■ Supplied material
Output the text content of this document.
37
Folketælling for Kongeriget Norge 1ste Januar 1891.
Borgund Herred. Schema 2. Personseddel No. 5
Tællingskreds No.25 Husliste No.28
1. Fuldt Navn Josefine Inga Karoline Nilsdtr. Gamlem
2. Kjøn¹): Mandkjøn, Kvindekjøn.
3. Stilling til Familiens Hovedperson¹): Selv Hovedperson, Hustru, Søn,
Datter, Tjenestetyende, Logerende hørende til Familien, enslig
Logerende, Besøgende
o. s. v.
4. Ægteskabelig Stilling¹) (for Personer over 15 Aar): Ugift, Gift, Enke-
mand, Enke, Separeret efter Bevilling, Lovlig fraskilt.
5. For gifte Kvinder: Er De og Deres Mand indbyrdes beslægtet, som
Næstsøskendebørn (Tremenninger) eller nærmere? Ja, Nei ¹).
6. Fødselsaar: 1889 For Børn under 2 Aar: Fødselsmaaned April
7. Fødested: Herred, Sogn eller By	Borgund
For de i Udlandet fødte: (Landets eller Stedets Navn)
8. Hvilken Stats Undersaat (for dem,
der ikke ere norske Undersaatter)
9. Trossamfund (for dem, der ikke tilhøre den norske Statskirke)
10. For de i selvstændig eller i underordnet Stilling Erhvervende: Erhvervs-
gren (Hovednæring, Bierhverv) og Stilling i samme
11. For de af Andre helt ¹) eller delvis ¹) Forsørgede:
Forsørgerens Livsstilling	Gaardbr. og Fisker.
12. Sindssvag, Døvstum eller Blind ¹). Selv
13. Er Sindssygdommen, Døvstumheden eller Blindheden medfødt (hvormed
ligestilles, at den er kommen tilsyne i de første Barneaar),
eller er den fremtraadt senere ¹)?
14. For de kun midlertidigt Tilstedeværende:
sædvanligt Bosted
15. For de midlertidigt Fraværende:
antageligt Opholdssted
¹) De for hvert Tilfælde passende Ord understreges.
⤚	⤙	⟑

■ Task brief
Identify the lines in the records above that contain the word "Logerende", then state how many there are and nothing more.

■ Response
2